> **Job**:
Check every line below for the word "trois" and copy each one that has it.

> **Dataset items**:
-- -- --

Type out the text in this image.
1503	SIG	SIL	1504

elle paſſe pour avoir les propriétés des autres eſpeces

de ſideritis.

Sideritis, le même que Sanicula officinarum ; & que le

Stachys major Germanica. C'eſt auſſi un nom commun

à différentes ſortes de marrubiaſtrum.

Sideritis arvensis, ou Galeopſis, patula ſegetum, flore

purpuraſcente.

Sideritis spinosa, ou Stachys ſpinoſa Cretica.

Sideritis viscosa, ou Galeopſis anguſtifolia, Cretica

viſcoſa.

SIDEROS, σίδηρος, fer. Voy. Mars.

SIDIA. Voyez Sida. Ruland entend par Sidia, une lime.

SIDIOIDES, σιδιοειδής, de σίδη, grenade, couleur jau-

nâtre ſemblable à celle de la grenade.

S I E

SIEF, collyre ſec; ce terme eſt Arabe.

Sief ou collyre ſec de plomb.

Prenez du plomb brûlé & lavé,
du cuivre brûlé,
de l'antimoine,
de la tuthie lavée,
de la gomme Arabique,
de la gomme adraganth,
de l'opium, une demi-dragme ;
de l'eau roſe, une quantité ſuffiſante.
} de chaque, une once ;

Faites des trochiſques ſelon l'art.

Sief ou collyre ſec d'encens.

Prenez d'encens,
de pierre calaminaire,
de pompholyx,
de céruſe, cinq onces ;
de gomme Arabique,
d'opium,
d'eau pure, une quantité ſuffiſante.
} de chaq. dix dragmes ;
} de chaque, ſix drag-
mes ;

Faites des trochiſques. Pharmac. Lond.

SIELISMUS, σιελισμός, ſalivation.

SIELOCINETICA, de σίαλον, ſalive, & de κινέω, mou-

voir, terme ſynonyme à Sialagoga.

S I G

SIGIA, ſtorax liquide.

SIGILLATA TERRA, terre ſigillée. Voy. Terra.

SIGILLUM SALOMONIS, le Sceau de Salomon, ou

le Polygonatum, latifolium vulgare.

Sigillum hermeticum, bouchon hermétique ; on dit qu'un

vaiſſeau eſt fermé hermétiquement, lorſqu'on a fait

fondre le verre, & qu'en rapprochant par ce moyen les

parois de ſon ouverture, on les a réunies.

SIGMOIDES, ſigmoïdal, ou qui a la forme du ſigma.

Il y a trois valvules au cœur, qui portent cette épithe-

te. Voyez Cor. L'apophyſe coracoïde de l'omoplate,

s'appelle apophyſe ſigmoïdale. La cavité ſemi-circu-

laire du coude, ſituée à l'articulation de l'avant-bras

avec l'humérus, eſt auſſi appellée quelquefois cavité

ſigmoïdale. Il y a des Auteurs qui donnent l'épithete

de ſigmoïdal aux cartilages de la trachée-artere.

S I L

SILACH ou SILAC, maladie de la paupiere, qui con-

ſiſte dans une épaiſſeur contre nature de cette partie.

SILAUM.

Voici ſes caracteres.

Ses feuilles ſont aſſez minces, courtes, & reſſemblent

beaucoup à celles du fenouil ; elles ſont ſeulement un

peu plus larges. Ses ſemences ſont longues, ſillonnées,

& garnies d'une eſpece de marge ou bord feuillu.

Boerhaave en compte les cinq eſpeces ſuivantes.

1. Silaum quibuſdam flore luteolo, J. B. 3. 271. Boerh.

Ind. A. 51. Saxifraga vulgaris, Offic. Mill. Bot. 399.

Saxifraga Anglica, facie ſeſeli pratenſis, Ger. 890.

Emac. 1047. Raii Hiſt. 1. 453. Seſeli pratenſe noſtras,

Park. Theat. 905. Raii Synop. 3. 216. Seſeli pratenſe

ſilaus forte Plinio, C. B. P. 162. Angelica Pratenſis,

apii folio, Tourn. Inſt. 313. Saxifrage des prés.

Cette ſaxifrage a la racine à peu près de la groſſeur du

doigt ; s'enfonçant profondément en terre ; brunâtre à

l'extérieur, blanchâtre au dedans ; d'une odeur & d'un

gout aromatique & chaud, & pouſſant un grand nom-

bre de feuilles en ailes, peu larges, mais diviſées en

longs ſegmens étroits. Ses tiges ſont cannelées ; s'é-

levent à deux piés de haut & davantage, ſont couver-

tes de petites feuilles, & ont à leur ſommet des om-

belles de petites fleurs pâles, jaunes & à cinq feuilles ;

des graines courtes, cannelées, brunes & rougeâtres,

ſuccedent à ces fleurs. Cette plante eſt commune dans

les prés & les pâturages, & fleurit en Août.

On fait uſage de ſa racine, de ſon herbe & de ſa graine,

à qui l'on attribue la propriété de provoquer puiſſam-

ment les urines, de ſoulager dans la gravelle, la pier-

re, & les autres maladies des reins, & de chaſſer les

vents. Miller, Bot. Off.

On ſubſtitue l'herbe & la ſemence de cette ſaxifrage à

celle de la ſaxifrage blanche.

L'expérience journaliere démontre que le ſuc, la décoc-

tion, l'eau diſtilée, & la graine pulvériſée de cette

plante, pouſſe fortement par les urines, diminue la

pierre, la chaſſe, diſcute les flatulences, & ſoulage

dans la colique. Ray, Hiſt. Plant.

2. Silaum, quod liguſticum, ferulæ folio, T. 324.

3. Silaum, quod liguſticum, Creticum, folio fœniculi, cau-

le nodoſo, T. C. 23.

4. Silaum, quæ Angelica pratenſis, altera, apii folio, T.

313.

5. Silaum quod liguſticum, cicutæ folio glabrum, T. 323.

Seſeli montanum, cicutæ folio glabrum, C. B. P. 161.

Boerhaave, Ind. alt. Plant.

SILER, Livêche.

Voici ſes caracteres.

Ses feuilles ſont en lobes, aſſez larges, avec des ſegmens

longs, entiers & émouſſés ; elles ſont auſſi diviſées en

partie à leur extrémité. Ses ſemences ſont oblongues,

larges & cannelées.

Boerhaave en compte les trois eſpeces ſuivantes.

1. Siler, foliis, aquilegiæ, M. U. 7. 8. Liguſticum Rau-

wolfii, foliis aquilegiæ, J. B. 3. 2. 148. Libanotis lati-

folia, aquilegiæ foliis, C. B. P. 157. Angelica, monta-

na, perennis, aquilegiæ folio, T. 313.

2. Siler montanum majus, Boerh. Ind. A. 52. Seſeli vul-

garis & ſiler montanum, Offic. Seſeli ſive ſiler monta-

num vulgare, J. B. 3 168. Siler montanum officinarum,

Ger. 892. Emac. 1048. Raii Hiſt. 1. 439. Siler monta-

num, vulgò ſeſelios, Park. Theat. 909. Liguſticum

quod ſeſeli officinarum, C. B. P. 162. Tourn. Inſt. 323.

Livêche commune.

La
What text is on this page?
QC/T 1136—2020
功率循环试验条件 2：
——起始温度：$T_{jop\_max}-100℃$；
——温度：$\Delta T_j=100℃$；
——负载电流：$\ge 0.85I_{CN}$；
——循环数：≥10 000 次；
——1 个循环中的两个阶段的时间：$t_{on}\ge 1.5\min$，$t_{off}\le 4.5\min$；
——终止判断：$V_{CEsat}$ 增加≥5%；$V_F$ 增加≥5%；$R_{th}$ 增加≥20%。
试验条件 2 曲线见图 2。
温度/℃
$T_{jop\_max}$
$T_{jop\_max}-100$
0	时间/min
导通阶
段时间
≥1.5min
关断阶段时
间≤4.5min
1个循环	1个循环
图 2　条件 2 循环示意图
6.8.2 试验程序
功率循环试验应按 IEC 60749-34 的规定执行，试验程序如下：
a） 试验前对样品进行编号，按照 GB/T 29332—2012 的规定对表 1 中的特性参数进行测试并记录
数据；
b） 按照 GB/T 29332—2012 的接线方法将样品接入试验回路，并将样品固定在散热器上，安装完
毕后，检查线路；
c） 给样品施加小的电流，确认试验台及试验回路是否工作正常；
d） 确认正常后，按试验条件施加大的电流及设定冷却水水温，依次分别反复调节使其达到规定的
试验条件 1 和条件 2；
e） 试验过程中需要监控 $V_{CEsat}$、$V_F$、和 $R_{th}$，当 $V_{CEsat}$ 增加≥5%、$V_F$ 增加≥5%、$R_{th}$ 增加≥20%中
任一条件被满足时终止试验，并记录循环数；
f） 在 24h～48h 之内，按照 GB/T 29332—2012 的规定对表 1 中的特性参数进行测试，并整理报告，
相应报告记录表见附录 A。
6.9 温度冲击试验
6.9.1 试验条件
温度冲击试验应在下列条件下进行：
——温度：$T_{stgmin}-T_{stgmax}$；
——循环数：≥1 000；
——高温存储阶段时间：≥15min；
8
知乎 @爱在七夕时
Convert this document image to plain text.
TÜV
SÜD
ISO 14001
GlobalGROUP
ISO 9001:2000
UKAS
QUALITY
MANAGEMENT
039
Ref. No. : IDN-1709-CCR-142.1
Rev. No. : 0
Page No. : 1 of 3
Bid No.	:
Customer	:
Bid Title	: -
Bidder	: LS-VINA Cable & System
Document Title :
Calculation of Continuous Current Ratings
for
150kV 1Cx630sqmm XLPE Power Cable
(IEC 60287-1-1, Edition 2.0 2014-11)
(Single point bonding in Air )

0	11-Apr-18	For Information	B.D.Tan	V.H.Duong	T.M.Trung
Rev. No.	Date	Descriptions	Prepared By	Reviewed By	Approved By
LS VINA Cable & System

-- -- --

> **Solution to this exercise**:
Il y a trois valvules au cœur, qui portent cette épithe-
Boerhaave en compte les trois eſpeces ſuivantes.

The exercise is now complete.